**Stated goal**
Read the data and repeat it in full, exactly.
--- Records to process ---
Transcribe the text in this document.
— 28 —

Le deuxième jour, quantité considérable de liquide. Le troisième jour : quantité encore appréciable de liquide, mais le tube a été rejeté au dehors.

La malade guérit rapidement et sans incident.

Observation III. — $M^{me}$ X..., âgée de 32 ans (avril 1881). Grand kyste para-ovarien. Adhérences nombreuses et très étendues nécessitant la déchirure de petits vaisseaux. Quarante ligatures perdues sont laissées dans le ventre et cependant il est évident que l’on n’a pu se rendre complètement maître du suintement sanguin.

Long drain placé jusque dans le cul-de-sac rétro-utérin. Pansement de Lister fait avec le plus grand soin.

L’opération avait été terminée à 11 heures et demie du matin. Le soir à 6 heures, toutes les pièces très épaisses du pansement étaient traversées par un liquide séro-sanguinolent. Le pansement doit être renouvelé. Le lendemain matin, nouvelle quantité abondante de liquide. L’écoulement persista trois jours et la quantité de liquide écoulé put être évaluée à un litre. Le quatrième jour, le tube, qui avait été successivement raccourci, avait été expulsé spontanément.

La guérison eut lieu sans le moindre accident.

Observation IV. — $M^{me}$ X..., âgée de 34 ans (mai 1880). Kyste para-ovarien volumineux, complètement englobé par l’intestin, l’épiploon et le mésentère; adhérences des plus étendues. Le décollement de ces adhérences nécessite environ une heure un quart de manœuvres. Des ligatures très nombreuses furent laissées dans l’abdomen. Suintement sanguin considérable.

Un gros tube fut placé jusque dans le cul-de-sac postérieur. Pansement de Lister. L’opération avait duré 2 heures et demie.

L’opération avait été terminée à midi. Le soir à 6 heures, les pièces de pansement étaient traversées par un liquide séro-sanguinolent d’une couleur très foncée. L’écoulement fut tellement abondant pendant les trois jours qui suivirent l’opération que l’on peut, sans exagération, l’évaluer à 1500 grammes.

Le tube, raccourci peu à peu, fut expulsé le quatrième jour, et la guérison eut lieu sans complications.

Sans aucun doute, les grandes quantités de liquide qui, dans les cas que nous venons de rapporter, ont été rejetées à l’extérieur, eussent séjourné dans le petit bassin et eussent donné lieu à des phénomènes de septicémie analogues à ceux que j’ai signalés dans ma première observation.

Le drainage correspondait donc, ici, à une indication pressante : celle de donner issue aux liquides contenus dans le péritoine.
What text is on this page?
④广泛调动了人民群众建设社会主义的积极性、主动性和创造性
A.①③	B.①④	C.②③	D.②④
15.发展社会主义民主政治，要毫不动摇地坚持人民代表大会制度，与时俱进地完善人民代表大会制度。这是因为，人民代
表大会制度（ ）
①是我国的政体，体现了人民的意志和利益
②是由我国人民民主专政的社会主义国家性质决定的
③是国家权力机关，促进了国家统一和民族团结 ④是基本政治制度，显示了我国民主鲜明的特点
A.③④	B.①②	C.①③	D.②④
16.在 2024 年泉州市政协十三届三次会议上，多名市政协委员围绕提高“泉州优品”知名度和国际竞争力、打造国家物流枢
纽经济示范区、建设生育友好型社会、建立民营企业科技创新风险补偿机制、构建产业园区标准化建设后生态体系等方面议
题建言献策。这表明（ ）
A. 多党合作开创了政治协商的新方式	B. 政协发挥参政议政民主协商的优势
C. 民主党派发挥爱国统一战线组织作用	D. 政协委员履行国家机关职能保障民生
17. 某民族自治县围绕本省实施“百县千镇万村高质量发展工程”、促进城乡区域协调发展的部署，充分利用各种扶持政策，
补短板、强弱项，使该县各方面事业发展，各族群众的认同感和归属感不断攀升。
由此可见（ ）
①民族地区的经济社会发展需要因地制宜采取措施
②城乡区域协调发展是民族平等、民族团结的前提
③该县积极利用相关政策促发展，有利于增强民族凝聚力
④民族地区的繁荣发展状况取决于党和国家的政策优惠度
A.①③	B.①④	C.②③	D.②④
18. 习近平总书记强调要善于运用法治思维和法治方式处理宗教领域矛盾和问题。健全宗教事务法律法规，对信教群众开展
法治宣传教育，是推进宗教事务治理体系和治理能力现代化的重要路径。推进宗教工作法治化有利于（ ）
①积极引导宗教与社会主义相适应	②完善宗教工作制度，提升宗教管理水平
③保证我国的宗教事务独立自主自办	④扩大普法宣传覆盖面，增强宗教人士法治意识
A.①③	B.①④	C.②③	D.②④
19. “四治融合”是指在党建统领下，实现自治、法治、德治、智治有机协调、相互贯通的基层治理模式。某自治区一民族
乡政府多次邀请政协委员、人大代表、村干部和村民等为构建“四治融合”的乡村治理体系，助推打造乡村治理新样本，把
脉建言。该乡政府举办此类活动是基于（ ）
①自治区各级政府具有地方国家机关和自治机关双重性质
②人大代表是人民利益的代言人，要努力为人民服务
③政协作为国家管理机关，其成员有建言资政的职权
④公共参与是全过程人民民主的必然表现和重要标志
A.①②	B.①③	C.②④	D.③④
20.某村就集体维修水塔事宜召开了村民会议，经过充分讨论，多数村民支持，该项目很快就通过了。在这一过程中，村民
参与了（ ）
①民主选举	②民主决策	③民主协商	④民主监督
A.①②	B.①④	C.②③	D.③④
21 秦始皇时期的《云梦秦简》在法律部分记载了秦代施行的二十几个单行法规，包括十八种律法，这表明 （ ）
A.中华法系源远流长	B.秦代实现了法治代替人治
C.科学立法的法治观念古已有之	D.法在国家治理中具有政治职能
---
**Completed task**
Transcribe the text in this document.
— 28 —

Le deuxième jour, quantité considérable de liquide. Le troisième jour : quantité encore appréciable de liquide, mais le tube a été rejeté au dehors.

La malade guérit rapidement et sans incident.

Observation III. — $M^{me}$ X..., âgée de 32 ans (avril 1881). Grand kyste para-ovarien. Adhérences nombreuses et très étendues nécessitant la déchirure de petits vaisseaux. Quarante ligatures perdues sont laissées dans le ventre et cependant il est évident que l’on n’a pu se rendre complètement maître du suintement sanguin.

Long drain placé jusque dans le cul-de-sac rétro-utérin. Pansement de Lister fait avec le plus grand soin.

L’opération avait été terminée à 11 heures et demie du matin. Le soir à 6 heures, toutes les pièces très épaisses du pansement étaient traversées par un liquide séro-sanguinolent. Le pansement doit être renouvelé. Le lendemain matin, nouvelle quantité abondante de liquide. L’écoulement persista trois jours et la quantité de liquide écoulé put être évaluée à un litre. Le quatrième jour, le tube, qui avait été successivement raccourci, avait été expulsé spontanément.

La guérison eut lieu sans le moindre accident.

Observation IV. — $M^{me}$ X..., âgée de 34 ans (mai 1880). Kyste para-ovarien volumineux, complètement englobé par l’intestin, l’épiploon et le mésentère; adhérences des plus étendues. Le décollement de ces adhérences nécessite environ une heure un quart de manœuvres. Des ligatures très nombreuses furent laissées dans l’abdomen. Suintement sanguin considérable.

Un gros tube fut placé jusque dans le cul-de-sac postérieur. Pansement de Lister. L’opération avait duré 2 heures et demie.

L’opération avait été terminée à midi. Le soir à 6 heures, les pièces de pansement étaient traversées par un liquide séro-sanguinolent d’une couleur très foncée. L’écoulement fut tellement abondant pendant les trois jours qui suivirent l’opération que l’on peut, sans exagération, l’évaluer à 1500 grammes.

Le tube, raccourci peu à peu, fut expulsé le quatrième jour, et la guérison eut lieu sans complications.

Sans aucun doute, les grandes quantités de liquide qui, dans les cas que nous venons de rapporter, ont été rejetées à l’extérieur, eussent séjourné dans le petit bassin et eussent donné lieu à des phénomènes de septicémie analogues à ceux que j’ai signalés dans ma première observation.

Le drainage correspondait donc, ici, à une indication pressante : celle de donner issue aux liquides contenus dans le péritoine.
What text is on this page?
④广泛调动了人民群众建设社会主义的积极性、主动性和创造性
A.①③	B.①④	C.②③	D.②④
15.发展社会主义民主政治，要毫不动摇地坚持人民代表大会制度，与时俱进地完善人民代表大会制度。这是因为，人民代
表大会制度（ ）
①是我国的政体，体现了人民的意志和利益
②是由我国人民民主专政的社会主义国家性质决定的
③是国家权力机关，促进了国家统一和民族团结 ④是基本政治制度，显示了我国民主鲜明的特点
A.③④	B.①②	C.①③	D.②④
16.在 2024 年泉州市政协十三届三次会议上，多名市政协委员围绕提高“泉州优品”知名度和国际竞争力、打造国家物流枢
纽经济示范区、建设生育友好型社会、建立民营企业科技创新风险补偿机制、构建产业园区标准化建设后生态体系等方面议
题建言献策。这表明（ ）
A. 多党合作开创了政治协商的新方式	B. 政协发挥参政议政民主协商的优势
C. 民主党派发挥爱国统一战线组织作用	D. 政协委员履行国家机关职能保障民生
17. 某民族自治县围绕本省实施“百县千镇万村高质量发展工程”、促进城乡区域协调发展的部署，充分利用各种扶持政策，
补短板、强弱项，使该县各方面事业发展，各族群众的认同感和归属感不断攀升。
由此可见（ ）
①民族地区的经济社会发展需要因地制宜采取措施
②城乡区域协调发展是民族平等、民族团结的前提
③该县积极利用相关政策促发展，有利于增强民族凝聚力
④民族地区的繁荣发展状况取决于党和国家的政策优惠度
A.①③	B.①④	C.②③	D.②④
18. 习近平总书记强调要善于运用法治思维和法治方式处理宗教领域矛盾和问题。健全宗教事务法律法规，对信教群众开展
法治宣传教育，是推进宗教事务治理体系和治理能力现代化的重要路径。推进宗教工作法治化有利于（ ）
①积极引导宗教与社会主义相适应	②完善宗教工作制度，提升宗教管理水平
③保证我国的宗教事务独立自主自办	④扩大普法宣传覆盖面，增强宗教人士法治意识
A.①③	B.①④	C.②③	D.②④
19. “四治融合”是指在党建统领下，实现自治、法治、德治、智治有机协调、相互贯通的基层治理模式。某自治区一民族
乡政府多次邀请政协委员、人大代表、村干部和村民等为构建“四治融合”的乡村治理体系，助推打造乡村治理新样本，把
脉建言。该乡政府举办此类活动是基于（ ）
①自治区各级政府具有地方国家机关和自治机关双重性质
②人大代表是人民利益的代言人，要努力为人民服务
③政协作为国家管理机关，其成员有建言资政的职权
④公共参与是全过程人民民主的必然表现和重要标志
A.①②	B.①③	C.②④	D.③④
20.某村就集体维修水塔事宜召开了村民会议，经过充分讨论，多数村民支持，该项目很快就通过了。在这一过程中，村民
参与了（ ）
①民主选举	②民主决策	③民主协商	④民主监督
A.①②	B.①④	C.②③	D.③④
21 秦始皇时期的《云梦秦简》在法律部分记载了秦代施行的二十几个单行法规，包括十八种律法，这表明 （ ）
A.中华法系源远流长	B.秦代实现了法治代替人治
C.科学立法的法治观念古已有之	D.法在国家治理中具有政治职能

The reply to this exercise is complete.